• **Written instruction**
Select every line holding the word "What" and copy it.

■ ■ ■ ■

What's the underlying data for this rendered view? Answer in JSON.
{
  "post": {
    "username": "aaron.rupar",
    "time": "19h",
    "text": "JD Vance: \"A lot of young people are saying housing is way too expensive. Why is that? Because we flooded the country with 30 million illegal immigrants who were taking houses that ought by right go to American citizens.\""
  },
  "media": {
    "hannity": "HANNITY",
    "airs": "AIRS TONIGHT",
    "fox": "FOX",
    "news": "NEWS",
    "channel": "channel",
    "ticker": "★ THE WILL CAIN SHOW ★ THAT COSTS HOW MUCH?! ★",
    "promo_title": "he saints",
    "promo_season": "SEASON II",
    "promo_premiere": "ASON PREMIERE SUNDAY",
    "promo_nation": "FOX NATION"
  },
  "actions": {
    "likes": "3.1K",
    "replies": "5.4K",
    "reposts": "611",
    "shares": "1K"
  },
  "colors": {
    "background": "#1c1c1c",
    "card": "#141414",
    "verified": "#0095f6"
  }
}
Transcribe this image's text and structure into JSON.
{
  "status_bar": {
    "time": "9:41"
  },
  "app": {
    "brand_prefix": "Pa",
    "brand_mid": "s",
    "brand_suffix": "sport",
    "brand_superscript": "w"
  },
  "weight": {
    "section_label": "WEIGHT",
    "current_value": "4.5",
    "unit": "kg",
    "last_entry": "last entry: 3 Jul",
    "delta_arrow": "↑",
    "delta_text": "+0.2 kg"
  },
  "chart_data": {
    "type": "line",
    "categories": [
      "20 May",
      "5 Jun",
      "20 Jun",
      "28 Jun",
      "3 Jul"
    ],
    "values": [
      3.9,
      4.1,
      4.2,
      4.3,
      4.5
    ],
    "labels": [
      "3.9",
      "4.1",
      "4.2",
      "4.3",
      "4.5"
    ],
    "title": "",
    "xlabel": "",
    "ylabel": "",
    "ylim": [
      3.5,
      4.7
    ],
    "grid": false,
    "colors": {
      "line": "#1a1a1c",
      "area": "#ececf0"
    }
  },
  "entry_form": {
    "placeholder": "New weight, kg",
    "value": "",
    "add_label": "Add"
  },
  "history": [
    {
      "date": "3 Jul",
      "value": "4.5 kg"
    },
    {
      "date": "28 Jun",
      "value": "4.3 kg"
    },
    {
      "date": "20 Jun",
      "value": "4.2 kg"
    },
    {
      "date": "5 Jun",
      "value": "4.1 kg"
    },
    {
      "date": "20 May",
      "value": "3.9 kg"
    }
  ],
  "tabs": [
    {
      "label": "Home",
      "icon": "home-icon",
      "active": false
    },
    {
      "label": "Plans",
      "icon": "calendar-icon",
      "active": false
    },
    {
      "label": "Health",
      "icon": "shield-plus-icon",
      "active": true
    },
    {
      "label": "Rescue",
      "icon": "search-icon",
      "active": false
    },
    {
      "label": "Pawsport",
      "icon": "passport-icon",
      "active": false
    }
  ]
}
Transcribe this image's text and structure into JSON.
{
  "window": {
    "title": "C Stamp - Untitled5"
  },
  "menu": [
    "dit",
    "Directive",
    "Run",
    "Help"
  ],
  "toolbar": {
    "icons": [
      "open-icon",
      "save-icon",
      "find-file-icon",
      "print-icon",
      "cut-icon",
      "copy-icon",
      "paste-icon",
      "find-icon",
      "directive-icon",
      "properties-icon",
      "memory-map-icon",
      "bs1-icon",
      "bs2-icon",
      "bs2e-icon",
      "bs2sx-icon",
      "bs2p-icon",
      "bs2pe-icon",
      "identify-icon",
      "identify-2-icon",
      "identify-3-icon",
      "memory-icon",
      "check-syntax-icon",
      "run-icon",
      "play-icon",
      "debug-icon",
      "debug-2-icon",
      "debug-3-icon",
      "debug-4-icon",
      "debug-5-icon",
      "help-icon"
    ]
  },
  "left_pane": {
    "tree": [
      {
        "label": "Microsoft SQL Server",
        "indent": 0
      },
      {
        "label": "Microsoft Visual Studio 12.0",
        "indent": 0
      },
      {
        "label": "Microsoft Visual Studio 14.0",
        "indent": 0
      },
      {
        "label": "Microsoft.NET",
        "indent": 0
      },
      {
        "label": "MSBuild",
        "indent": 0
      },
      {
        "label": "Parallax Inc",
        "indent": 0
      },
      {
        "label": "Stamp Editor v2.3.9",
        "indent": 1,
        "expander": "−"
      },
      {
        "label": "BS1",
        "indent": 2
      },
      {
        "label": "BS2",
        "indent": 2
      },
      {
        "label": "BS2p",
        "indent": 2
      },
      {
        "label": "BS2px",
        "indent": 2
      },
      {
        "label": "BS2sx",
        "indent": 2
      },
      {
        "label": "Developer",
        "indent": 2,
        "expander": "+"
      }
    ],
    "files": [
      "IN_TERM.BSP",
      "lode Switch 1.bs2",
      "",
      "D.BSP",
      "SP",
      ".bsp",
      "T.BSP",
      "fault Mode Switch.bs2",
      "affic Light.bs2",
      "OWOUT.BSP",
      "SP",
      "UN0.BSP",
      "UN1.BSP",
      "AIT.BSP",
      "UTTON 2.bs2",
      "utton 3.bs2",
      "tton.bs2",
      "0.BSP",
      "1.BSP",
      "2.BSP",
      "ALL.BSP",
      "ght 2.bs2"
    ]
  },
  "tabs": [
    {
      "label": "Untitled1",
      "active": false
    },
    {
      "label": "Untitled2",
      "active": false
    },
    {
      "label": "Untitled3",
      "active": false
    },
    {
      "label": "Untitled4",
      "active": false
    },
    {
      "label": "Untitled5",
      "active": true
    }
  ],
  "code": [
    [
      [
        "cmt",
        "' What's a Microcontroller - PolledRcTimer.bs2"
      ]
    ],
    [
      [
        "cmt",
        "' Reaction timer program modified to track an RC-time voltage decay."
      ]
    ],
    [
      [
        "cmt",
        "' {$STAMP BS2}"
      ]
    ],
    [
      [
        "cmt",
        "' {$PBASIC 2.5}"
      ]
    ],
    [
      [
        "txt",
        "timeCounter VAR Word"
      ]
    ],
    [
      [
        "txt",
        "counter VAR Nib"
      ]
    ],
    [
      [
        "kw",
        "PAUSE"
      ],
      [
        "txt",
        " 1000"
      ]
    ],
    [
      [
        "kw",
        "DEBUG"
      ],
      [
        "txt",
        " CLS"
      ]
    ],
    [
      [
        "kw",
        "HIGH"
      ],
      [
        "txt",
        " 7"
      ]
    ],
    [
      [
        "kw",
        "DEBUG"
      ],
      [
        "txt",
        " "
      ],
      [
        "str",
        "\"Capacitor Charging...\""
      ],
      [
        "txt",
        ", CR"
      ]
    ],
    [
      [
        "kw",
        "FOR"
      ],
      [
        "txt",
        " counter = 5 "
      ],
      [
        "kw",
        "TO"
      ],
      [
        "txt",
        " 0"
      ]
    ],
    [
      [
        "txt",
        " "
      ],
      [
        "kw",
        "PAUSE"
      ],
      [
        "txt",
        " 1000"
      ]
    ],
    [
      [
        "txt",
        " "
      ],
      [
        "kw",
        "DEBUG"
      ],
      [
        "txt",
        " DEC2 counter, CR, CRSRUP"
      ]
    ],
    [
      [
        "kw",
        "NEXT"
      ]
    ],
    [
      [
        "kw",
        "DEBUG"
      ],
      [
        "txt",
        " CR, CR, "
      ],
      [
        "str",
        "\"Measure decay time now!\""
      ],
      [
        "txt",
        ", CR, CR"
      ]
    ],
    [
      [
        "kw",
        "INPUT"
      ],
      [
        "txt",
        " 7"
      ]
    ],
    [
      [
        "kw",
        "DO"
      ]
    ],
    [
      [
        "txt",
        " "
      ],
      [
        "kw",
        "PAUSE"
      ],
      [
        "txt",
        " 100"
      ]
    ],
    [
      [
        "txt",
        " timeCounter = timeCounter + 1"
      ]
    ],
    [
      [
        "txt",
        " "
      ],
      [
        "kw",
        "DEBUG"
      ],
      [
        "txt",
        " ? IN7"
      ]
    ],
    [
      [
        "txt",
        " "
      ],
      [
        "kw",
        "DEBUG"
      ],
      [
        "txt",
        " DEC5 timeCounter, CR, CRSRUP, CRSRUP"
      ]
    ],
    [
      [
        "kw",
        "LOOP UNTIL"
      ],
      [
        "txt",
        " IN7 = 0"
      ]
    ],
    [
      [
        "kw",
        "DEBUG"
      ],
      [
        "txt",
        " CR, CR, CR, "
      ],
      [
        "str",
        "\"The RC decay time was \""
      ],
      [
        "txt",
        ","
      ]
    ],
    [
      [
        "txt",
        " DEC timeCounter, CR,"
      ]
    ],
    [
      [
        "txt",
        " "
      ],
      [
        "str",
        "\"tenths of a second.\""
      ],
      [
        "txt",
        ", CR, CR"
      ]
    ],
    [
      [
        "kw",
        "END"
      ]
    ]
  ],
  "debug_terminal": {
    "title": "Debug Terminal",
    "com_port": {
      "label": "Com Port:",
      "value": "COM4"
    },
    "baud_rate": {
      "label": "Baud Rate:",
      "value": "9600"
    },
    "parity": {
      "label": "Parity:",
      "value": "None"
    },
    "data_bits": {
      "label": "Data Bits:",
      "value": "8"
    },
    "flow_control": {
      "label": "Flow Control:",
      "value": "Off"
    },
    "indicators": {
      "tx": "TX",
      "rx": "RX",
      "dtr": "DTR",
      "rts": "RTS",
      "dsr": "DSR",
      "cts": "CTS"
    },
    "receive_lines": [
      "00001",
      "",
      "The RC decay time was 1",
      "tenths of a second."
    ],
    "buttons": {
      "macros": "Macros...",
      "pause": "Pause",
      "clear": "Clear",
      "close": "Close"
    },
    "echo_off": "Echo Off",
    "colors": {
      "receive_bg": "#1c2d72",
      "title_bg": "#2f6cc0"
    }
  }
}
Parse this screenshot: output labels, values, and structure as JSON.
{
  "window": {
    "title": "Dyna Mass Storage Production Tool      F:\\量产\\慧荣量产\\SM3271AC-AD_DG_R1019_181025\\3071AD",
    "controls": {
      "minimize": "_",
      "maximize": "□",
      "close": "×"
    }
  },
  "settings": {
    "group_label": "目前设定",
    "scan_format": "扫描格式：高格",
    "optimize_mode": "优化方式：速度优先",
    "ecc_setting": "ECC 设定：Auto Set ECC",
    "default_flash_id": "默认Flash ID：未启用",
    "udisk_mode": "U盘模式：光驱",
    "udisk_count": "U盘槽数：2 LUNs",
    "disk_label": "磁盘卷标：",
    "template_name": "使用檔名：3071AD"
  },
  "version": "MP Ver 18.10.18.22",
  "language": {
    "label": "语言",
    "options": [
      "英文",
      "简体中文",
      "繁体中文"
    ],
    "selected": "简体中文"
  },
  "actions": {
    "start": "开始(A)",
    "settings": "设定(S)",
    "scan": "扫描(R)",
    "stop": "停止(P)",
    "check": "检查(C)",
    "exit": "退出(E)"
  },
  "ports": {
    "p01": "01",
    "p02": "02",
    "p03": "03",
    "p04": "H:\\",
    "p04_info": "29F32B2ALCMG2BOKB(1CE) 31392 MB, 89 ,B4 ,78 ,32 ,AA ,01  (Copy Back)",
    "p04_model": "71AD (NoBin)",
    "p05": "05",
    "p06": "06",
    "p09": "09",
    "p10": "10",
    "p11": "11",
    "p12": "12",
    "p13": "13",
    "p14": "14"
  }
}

■ ■ ■ ■

• **Task output**
What's the underlying data for this rendered view? Answer in JSON.
        "' What's a Microcontroller - PolledRcTimer.bs2"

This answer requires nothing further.